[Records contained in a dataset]
◇ ◇ ◇ ◇
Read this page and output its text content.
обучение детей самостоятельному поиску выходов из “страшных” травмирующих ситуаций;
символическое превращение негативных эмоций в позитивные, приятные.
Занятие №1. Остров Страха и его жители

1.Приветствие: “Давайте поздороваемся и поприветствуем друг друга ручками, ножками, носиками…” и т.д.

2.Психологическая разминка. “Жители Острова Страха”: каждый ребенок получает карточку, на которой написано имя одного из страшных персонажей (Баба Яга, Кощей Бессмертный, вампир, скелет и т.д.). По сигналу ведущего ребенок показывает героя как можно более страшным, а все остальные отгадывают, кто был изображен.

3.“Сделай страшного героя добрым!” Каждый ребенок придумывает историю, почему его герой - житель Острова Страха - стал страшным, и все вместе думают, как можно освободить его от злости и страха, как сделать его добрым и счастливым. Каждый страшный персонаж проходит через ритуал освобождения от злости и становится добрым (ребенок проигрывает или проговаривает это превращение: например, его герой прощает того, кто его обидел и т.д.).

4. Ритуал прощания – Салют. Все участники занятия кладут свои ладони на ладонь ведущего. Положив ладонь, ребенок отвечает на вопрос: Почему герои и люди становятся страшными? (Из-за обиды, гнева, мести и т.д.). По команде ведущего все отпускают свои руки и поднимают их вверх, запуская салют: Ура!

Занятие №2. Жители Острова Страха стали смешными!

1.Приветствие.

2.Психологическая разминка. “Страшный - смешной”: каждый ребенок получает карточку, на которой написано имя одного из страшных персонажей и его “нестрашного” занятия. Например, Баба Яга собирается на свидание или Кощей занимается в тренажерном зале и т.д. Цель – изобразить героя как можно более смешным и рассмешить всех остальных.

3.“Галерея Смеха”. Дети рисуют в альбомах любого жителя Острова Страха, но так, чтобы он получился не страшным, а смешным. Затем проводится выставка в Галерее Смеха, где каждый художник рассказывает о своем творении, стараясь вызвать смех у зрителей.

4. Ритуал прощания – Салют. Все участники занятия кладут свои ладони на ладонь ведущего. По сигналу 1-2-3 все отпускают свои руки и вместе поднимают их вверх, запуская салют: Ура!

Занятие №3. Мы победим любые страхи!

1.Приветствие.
◇ ◇ ◇ ◇
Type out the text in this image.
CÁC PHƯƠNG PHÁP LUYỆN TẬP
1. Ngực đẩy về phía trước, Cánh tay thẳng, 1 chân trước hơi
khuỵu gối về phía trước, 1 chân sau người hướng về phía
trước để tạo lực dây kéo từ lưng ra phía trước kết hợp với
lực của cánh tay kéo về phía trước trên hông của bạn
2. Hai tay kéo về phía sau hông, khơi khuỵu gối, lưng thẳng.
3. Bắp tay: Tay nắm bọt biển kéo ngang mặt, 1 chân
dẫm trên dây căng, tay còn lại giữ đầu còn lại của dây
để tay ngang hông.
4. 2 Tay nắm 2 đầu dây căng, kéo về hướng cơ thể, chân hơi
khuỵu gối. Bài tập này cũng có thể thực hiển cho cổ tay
◇ ◇ ◇ ◇
YOUR GOAL: Go through the listing above and work out how many lines contain the string "занятия". Reply with the number alone.

THE REPLY: 3